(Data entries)
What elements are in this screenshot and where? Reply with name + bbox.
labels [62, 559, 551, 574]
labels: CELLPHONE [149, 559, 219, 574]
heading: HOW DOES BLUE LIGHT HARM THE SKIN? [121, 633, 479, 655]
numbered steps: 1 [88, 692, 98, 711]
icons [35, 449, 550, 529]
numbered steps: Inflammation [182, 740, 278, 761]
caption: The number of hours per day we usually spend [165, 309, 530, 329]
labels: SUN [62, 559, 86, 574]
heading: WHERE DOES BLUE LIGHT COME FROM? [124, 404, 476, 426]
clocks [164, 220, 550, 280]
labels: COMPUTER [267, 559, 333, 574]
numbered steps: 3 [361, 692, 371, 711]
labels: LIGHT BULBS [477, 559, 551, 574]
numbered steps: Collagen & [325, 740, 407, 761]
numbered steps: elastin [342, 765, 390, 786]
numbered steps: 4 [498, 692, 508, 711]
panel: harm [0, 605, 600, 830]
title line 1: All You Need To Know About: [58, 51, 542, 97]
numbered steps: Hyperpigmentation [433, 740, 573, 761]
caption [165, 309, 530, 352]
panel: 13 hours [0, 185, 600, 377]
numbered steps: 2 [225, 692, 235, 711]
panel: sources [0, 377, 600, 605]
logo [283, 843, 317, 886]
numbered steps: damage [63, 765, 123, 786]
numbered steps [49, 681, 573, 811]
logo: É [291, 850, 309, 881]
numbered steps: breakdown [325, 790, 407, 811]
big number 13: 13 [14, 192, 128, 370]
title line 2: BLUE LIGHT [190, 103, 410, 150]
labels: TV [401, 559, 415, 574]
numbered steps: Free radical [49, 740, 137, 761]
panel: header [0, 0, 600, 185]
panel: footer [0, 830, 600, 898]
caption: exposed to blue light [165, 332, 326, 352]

## Short task
Arrange each line of the rows above as a Markdown table with the columns No. and Line, omitting any blank lines.

## Reply
| No. | Line |
|---|---|
| 1 | What elements are in this screenshot and where? Reply with name + bbox. |
| 2 | labels [62, 559, 551, 574] |
| 3 | labels: CELLPHONE [149, 559, 219, 574] |
| 4 | heading: HOW DOES BLUE LIGHT HARM THE SKIN? [121, 633, 479, 655] |
| 5 | numbered steps: 1 [88, 692, 98, 711] |
| 6 | icons [35, 449, 550, 529] |
| 7 | numbered steps: Inflammation [182, 740, 278, 761] |
| 8 | caption: The number of hours per day we usually spend [165, 309, 530, 329] |
| 9 | labels: SUN [62, 559, 86, 574] |
| 10 | heading: WHERE DOES BLUE LIGHT COME FROM? [124, 404, 476, 426] |
| 11 | clocks [164, 220, 550, 280] |
| 12 | labels: COMPUTER [267, 559, 333, 574] |
| 13 | numbered steps: 3 [361, 692, 371, 711] |
| 14 | labels: LIGHT BULBS [477, 559, 551, 574] |
| 15 | numbered steps: Collagen & [325, 740, 407, 761] |
| 16 | numbered steps: elastin [342, 765, 390, 786] |
| 17 | numbered steps: 4 [498, 692, 508, 711] |
| 18 | panel: harm [0, 605, 600, 830] |
| 19 | title line 1: All You Need To Know About: [58, 51, 542, 97] |
| 20 | numbered steps: Hyperpigmentation [433, 740, 573, 761] |
| 21 | caption [165, 309, 530, 352] |
| 22 | panel: 13 hours [0, 185, 600, 377] |
| 23 | numbered steps: 2 [225, 692, 235, 711] |
| 24 | panel: sources [0, 377, 600, 605] |
| 25 | logo [283, 843, 317, 886] |
| 26 | numbered steps: damage [63, 765, 123, 786] |
| 27 | numbered steps [49, 681, 573, 811] |
| 28 | logo: É [291, 850, 309, 881] |
| 29 | numbered steps: breakdown [325, 790, 407, 811] |
| 30 | big number 13: 13 [14, 192, 128, 370] |
| 31 | title line 2: BLUE LIGHT [190, 103, 410, 150] |
| 32 | labels: TV [401, 559, 415, 574] |
| 33 | numbered steps: Free radical [49, 740, 137, 761] |
| 34 | panel: header [0, 0, 600, 185] |
| 35 | panel: footer [0, 830, 600, 898] |
| 36 | caption: exposed to blue light [165, 332, 326, 352] |